● TASK BRIEF
Check every line of the material below for the string "Najświętszej", and return the ones that have it.

▬▬▬

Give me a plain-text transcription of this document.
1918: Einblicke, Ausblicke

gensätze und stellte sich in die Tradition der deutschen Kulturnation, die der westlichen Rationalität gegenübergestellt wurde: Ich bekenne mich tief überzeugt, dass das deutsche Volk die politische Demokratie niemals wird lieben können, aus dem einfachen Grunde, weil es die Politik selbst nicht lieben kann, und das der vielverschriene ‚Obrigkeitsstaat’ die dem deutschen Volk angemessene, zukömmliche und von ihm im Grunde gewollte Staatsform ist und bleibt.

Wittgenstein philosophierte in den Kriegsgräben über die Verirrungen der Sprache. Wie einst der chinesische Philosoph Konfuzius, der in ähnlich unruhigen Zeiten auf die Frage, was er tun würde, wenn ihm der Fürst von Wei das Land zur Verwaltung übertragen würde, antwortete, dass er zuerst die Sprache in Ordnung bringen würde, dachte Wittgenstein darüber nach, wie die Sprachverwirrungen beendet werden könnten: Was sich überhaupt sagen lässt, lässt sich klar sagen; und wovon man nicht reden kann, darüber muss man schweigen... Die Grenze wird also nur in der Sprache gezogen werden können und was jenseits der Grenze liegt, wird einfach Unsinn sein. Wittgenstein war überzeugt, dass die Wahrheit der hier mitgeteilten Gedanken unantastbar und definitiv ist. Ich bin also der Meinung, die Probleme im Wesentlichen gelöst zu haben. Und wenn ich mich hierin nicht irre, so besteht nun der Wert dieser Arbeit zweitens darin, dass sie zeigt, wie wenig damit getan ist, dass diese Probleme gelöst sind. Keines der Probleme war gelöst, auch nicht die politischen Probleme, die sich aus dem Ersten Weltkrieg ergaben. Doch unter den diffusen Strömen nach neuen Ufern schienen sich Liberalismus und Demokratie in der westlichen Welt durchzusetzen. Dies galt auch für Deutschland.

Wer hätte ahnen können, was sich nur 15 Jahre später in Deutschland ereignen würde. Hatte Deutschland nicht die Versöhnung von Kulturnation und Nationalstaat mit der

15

▬▬▬

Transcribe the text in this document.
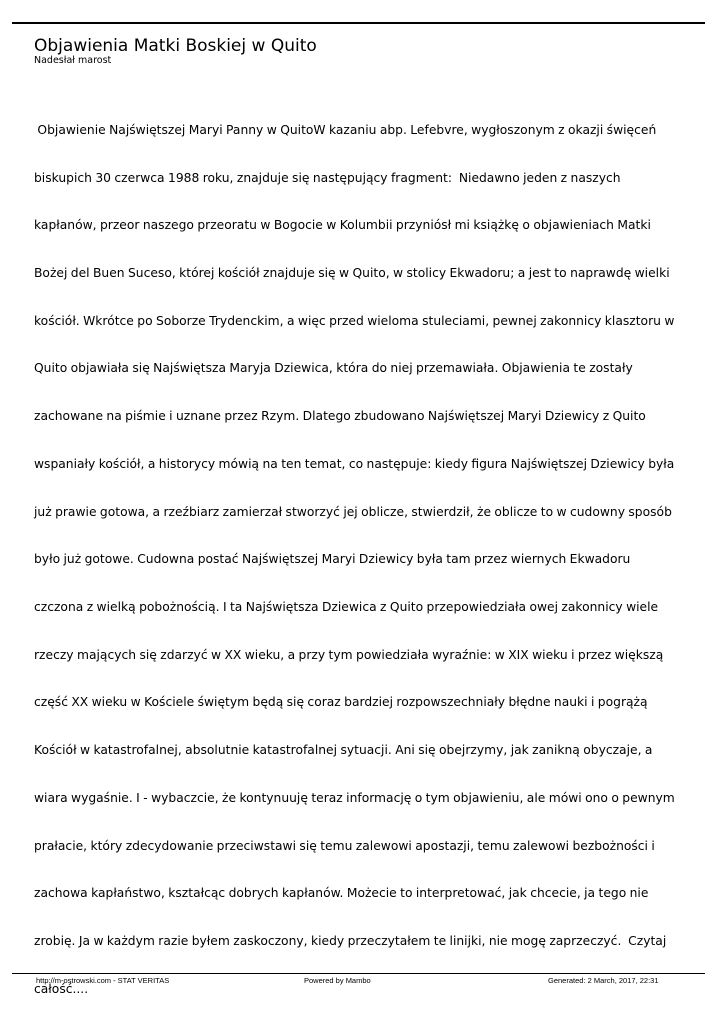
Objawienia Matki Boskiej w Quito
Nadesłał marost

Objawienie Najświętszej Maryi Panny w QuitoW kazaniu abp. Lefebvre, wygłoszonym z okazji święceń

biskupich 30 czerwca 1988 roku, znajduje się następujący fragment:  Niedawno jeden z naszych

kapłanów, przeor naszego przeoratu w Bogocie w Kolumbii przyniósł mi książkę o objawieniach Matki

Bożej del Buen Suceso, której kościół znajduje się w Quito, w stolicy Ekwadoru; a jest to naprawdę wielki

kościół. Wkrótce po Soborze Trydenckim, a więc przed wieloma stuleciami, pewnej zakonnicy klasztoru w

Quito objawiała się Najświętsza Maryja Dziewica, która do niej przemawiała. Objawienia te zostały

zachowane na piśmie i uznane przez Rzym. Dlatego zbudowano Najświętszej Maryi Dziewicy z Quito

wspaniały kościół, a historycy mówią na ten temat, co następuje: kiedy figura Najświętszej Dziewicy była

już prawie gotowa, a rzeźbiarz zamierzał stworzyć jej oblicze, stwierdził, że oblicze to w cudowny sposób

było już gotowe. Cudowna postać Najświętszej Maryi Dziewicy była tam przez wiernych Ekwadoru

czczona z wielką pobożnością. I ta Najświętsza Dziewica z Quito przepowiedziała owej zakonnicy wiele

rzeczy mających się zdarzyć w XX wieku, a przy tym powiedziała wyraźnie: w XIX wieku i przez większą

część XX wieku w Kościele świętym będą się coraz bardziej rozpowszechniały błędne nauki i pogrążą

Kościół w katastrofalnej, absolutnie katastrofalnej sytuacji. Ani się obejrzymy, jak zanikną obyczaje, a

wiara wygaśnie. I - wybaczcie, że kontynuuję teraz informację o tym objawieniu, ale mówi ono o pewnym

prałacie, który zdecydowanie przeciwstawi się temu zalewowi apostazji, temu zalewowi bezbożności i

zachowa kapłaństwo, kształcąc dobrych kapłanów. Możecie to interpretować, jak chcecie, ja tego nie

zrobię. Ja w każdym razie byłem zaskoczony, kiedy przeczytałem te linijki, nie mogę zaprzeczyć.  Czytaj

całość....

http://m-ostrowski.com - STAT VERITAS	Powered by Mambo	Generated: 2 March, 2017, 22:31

▬▬▬

● TASK RESULT
Objawienie Najświętszej Maryi Panny w QuitoW kazaniu abp. Lefebvre, wygłoszonym z okazji święceń
zachowane na piśmie i uznane przez Rzym. Dlatego zbudowano Najświętszej Maryi Dziewicy z Quito
wspaniały kościół, a historycy mówią na ten temat, co następuje: kiedy figura Najświętszej Dziewicy była
było już gotowe. Cudowna postać Najświętszej Maryi Dziewicy była tam przez wiernych Ekwadoru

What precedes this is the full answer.